INSTRUCTIONS FOR THE TASK:
Convert every line of the data below into a numbered list, skipping blank lines and leaving out the picture lines.
** BEGIN DATA TO PROCESS **
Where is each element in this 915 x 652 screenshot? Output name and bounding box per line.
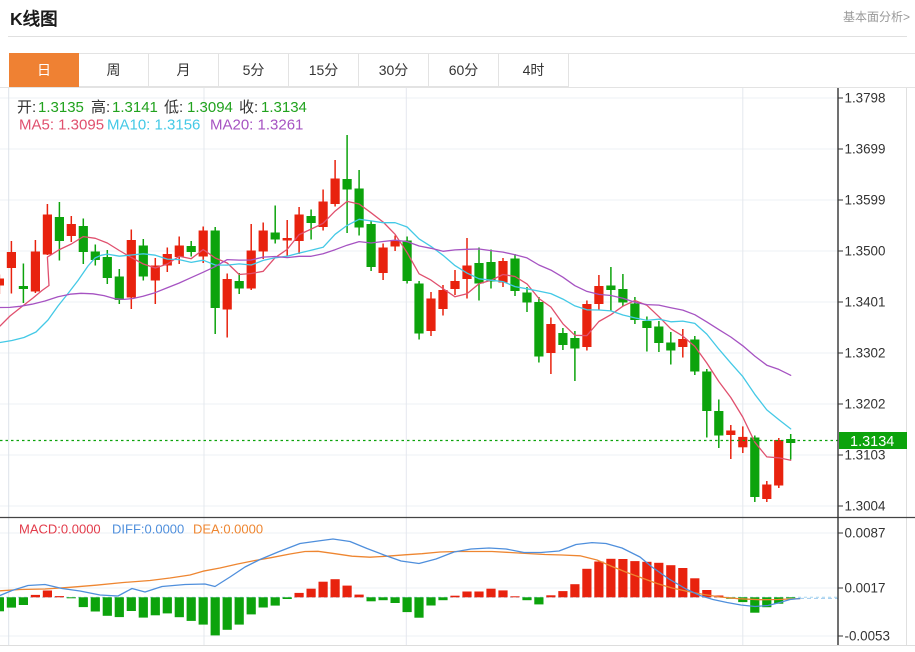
svg-text:1.3141: 1.3141 — [112, 99, 158, 116]
svg-text:高:: 高: — [91, 99, 110, 116]
svg-text:1.3500: 1.3500 — [845, 244, 886, 259]
svg-text:1.3202: 1.3202 — [845, 397, 886, 412]
svg-text:-0.0053: -0.0053 — [845, 629, 890, 644]
svg-text:1.3004: 1.3004 — [845, 499, 887, 514]
svg-text:0.0017: 0.0017 — [845, 581, 886, 596]
svg-text:1.3699: 1.3699 — [845, 142, 886, 157]
svg-text:0.0087: 0.0087 — [845, 526, 886, 541]
svg-text:收:: 收: — [239, 99, 258, 116]
svg-text:1.3135: 1.3135 — [38, 99, 84, 116]
svg-text:1.3103: 1.3103 — [845, 448, 886, 463]
svg-text:DIFF:0.0000: DIFF:0.0000 — [112, 522, 184, 537]
svg-text:1.3134: 1.3134 — [850, 434, 894, 450]
svg-text:MACD:0.0000: MACD:0.0000 — [19, 522, 101, 537]
svg-text:MA10: 1.3156: MA10: 1.3156 — [107, 117, 200, 134]
svg-text:1.3401: 1.3401 — [845, 295, 886, 310]
svg-text:1.3134: 1.3134 — [261, 99, 307, 116]
svg-text:DEA:0.0000: DEA:0.0000 — [193, 522, 263, 537]
svg-text:开:: 开: — [17, 99, 36, 116]
svg-text:1.3094: 1.3094 — [187, 99, 233, 116]
svg-text:1.3798: 1.3798 — [845, 91, 886, 106]
svg-text:1.3599: 1.3599 — [845, 193, 886, 208]
svg-text:1.3302: 1.3302 — [845, 346, 886, 361]
svg-text:MA5: 1.3095: MA5: 1.3095 — [19, 117, 104, 134]
svg-text:MA20: 1.3261: MA20: 1.3261 — [210, 117, 303, 134]
svg-text:低:: 低: — [164, 99, 183, 116]
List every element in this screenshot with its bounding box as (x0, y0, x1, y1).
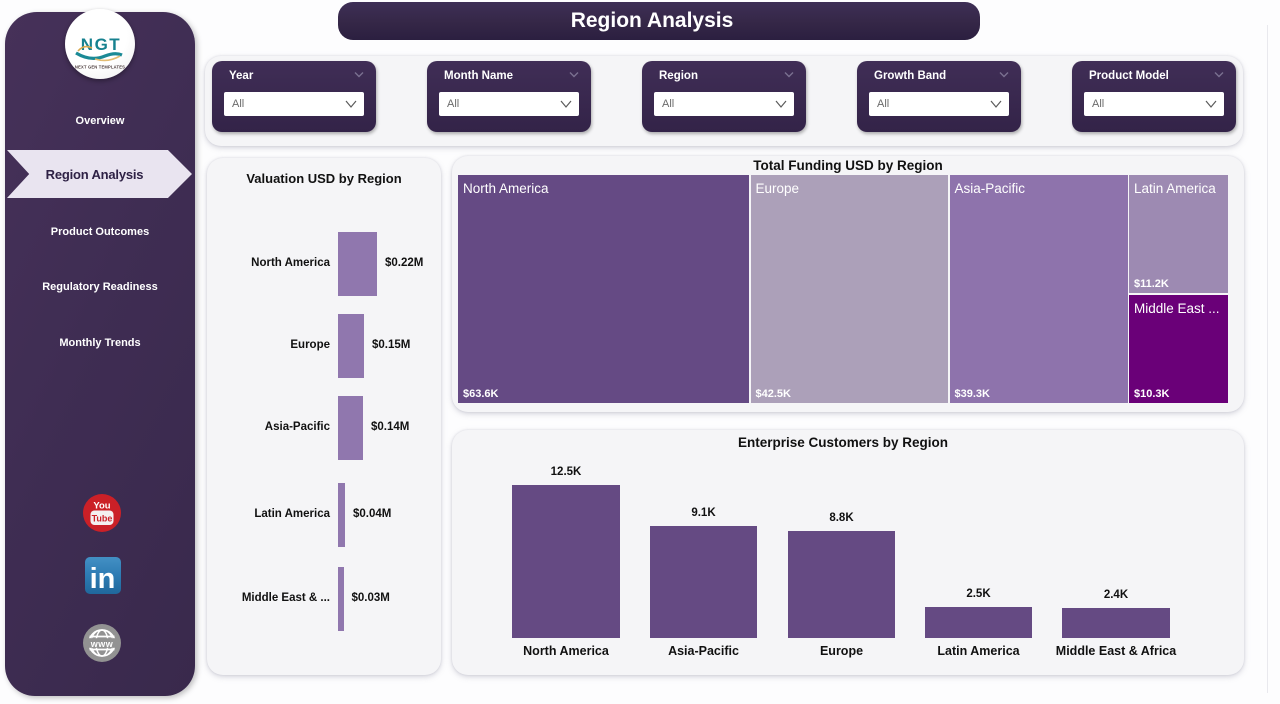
svg-text:www: www (90, 639, 114, 649)
svg-text:in: in (90, 563, 116, 594)
svg-text:You: You (93, 501, 110, 512)
svg-text:Tube: Tube (92, 514, 113, 524)
svg-text:NEXT GEN TEMPLATES: NEXT GEN TEMPLATES (75, 65, 125, 70)
svg-text:NGT: NGT (81, 35, 121, 54)
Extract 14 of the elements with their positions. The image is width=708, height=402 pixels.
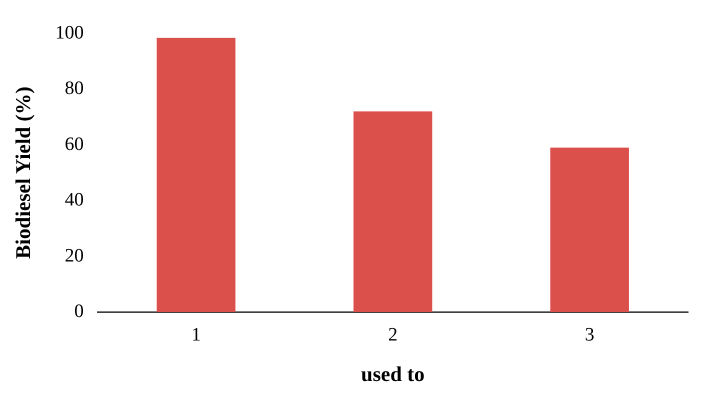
bar	[156, 38, 236, 312]
x-tick-label: 3	[584, 324, 594, 346]
y-tick-label: 100	[55, 22, 84, 44]
x-tick-label: 1	[191, 324, 201, 346]
bar	[353, 111, 432, 312]
y-tick-label: 0	[74, 300, 84, 322]
y-tick-label: 40	[64, 190, 84, 211]
bar	[550, 148, 629, 312]
y-tick-label: 60	[64, 134, 84, 155]
y-axis-title: Biodiesel Yield (%)	[11, 86, 36, 259]
y-tick-label: 80	[64, 78, 84, 100]
x-axis-title: used to	[361, 362, 425, 386]
x-tick-label: 2	[388, 324, 398, 346]
y-tick-label: 20	[64, 245, 84, 266]
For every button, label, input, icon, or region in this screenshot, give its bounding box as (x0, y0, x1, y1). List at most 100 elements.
** END DATA TO PROCESS **
EXERCISE SOLUTION:
1. Where is each element in this 915 x 652 screenshot? Output name and bounding box per line.
2. svg-text:1.3141: 1.3141 — [112, 99, 158, 116]
3. svg-text:高:: 高: — [91, 99, 110, 116]
4. svg-text:1.3500: 1.3500 — [845, 244, 886, 259]
5. svg-text:1.3202: 1.3202 — [845, 397, 886, 412]
6. svg-text:-0.0053: -0.0053 — [845, 629, 890, 644]
7. svg-text:1.3004: 1.3004 — [845, 499, 887, 514]
8. svg-text:0.0017: 0.0017 — [845, 581, 886, 596]
9. svg-text:1.3699: 1.3699 — [845, 142, 886, 157]
10. svg-text:0.0087: 0.0087 — [845, 526, 886, 541]
11. svg-text:收:: 收: — [239, 99, 258, 116]
12. svg-text:1.3135: 1.3135 — [38, 99, 84, 116]
13. svg-text:1.3103: 1.3103 — [845, 448, 886, 463]
14. svg-text:DIFF:0.0000: DIFF:0.0000 — [112, 522, 184, 537]
15. svg-text:1.3134: 1.3134 — [850, 434, 894, 450]
16. svg-text:MACD:0.0000: MACD:0.0000 — [19, 522, 101, 537]
17. svg-text:MA10: 1.3156: MA10: 1.3156 — [107, 117, 200, 134]
18. svg-text:1.3401: 1.3401 — [845, 295, 886, 310]
19. svg-text:1.3134: 1.3134 — [261, 99, 307, 116]
20. svg-text:DEA:0.0000: DEA:0.0000 — [193, 522, 263, 537]
21. svg-text:开:: 开: — [17, 99, 36, 116]
22. svg-text:1.3094: 1.3094 — [187, 99, 233, 116]
23. svg-text:1.3798: 1.3798 — [845, 91, 886, 106]
24. svg-text:1.3599: 1.3599 — [845, 193, 886, 208]
25. svg-text:1.3302: 1.3302 — [845, 346, 886, 361]
26. svg-text:MA5: 1.3095: MA5: 1.3095 — [19, 117, 104, 134]
27. svg-text:MA20: 1.3261: MA20: 1.3261 — [210, 117, 303, 134]
28. svg-text:低:: 低: — [164, 99, 183, 116]
29. List every element in this screenshot with its bounding box as (x0, y0, x1, y1).
30. svg-text:www: www (90, 639, 114, 649)
31. svg-text:in: in (90, 563, 116, 594)
32. svg-text:You: You (93, 501, 110, 512)
33. svg-text:Tube: Tube (92, 514, 113, 524)
34. svg-text:NEXT GEN TEMPLATES: NEXT GEN TEMPLATES (75, 65, 125, 70)
35. svg-text:NGT: NGT (81, 35, 121, 54)
36. Extract 14 of the elements with their positions. The image is width=708, height=402 pixels.
37. bar	[156, 38, 236, 312]
38. x-tick-label: 3	[584, 324, 594, 346]
39. y-tick-label: 100	[55, 22, 84, 44]
40. x-tick-label: 1	[191, 324, 201, 346]
41. bar	[353, 111, 432, 312]
42. y-tick-label: 0	[74, 300, 84, 322]
43. y-tick-label: 40	[64, 190, 84, 211]
44. bar	[550, 148, 629, 312]
45. y-tick-label: 60	[64, 134, 84, 155]
46. y-axis-title: Biodiesel Yield (%)	[11, 86, 36, 259]
47. y-tick-label: 80	[64, 78, 84, 100]
48. x-axis-title: used to	[361, 362, 425, 386]
49. x-tick-label: 2	[388, 324, 398, 346]
50. y-tick-label: 20	[64, 245, 84, 266]
51. For every button, label, input, icon, or region in this screenshot, give its bounding box as (x0, y0, x1, y1). List at most 100 elements.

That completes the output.